Saved entries
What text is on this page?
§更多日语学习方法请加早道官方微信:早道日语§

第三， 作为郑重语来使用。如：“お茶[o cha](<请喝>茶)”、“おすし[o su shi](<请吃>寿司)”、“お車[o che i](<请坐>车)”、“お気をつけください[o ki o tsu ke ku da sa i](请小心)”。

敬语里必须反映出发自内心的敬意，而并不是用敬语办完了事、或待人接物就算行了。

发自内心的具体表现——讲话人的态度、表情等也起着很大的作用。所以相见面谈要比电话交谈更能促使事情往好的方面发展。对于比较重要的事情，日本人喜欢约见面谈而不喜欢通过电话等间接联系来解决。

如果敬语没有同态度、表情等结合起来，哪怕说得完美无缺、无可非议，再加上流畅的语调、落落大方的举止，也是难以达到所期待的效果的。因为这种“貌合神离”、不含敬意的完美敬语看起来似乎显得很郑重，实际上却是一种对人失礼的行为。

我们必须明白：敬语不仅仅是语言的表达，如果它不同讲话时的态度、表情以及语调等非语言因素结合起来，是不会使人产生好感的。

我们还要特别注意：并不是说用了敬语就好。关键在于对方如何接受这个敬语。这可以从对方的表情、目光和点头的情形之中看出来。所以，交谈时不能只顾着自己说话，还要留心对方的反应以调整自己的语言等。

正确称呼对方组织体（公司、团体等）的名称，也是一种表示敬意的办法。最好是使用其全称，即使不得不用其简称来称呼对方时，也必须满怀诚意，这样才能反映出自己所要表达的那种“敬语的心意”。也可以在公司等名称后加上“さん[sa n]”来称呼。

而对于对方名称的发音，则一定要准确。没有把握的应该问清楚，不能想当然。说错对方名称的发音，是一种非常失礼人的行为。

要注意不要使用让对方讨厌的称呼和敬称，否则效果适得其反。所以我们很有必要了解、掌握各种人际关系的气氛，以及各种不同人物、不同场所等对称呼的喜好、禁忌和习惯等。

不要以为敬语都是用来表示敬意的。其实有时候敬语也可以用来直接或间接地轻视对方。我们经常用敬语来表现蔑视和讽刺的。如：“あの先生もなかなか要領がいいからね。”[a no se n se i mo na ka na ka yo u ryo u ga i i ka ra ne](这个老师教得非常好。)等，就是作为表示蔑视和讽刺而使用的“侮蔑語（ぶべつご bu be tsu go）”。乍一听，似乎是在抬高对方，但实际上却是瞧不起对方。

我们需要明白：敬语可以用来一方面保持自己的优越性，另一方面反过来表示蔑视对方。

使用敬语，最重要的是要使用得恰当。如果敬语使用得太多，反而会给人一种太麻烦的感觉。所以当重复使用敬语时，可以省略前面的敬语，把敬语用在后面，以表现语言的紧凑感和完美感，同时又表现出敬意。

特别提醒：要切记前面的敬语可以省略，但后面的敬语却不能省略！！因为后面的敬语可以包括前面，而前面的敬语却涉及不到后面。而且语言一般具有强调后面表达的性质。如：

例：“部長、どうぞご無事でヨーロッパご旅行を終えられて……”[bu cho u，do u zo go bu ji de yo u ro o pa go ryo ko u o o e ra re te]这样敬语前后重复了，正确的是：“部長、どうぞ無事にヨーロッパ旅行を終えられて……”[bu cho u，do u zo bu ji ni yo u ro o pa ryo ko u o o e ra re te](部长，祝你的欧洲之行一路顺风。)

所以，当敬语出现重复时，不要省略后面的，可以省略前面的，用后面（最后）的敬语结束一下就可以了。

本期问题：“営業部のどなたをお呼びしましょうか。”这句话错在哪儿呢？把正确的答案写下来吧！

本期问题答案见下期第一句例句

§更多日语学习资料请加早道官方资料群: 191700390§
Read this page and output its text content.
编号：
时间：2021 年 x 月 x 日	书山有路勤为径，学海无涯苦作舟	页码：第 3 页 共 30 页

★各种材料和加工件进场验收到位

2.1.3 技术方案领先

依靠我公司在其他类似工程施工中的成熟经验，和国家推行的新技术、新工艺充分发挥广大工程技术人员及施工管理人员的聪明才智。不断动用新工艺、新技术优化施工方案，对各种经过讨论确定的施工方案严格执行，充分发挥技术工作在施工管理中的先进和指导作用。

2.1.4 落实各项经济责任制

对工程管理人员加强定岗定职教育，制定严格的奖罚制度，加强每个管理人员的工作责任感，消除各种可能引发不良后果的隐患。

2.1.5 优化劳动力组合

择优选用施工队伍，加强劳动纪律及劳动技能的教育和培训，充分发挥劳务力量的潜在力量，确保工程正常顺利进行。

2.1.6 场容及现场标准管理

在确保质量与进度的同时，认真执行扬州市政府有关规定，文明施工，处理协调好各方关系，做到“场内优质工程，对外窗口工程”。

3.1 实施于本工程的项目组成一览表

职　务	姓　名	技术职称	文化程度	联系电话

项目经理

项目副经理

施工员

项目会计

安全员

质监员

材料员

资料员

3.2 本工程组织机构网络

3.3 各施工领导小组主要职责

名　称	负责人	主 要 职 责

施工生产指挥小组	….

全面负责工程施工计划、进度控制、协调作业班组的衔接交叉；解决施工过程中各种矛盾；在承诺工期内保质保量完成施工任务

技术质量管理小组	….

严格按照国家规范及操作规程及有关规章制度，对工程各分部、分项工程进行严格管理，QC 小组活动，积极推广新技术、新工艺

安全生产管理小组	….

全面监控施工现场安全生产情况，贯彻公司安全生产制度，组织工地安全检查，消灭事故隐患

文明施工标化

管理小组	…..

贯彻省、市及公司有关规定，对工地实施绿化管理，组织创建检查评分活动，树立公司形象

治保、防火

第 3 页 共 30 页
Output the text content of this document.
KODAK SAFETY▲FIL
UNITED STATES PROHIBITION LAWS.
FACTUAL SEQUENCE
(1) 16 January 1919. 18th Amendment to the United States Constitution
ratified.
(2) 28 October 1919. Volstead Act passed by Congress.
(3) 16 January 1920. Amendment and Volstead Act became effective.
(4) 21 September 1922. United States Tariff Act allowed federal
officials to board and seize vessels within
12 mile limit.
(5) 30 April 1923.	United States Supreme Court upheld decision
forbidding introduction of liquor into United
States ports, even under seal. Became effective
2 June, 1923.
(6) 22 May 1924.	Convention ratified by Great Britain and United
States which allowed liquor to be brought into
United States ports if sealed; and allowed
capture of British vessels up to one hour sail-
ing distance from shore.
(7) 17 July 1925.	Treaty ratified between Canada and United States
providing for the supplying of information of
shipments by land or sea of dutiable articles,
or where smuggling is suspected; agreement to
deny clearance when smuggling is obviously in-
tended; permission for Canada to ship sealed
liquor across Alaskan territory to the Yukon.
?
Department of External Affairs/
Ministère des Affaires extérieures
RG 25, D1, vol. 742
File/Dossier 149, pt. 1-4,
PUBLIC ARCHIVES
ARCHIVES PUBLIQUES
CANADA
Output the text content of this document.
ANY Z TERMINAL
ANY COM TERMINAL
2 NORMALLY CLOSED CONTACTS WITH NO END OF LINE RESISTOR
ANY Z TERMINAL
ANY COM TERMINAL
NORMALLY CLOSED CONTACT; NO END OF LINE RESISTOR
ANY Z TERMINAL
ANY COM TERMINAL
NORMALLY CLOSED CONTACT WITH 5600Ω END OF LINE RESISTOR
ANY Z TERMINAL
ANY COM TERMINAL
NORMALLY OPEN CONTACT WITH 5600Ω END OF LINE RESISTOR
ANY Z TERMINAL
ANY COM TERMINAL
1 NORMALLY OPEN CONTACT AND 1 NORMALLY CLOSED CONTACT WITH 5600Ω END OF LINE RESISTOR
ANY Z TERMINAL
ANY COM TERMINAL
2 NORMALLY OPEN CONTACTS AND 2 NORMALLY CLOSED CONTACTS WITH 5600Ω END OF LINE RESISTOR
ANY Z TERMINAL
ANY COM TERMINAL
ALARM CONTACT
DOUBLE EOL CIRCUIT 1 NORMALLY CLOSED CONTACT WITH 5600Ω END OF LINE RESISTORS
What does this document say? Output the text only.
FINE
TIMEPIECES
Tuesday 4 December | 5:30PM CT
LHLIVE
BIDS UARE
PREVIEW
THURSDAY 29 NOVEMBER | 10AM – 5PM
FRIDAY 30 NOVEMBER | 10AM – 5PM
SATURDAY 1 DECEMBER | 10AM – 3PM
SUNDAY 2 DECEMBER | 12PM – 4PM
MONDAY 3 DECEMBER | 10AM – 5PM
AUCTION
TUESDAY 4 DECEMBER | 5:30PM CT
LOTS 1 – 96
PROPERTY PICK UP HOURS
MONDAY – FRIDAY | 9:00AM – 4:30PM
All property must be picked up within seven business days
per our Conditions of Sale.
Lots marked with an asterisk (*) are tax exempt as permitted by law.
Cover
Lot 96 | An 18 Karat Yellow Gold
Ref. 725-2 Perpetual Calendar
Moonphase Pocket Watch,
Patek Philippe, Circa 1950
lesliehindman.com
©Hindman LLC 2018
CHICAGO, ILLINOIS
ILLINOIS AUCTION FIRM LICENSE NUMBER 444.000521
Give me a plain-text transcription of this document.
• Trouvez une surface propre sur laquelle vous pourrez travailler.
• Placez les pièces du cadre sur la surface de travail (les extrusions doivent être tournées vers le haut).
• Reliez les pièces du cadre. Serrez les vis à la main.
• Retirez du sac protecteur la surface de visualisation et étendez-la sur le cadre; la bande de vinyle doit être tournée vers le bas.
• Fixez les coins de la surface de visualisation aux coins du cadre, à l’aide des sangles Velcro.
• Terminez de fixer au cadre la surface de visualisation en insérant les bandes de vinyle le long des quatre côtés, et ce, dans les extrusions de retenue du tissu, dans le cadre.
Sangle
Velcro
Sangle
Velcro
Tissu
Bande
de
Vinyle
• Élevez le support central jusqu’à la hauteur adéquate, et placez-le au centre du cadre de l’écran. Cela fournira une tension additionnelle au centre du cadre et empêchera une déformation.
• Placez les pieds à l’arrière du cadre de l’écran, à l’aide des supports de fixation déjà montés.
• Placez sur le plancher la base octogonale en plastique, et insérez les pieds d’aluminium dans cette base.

:: What you need to do ::
Identify the lines above with the word "liquor". Copy them.

:: Full solution ::
forbidding introduction of liquor into United
States which allowed liquor to be brought into
liquor across Alaskan territory to the Yukon.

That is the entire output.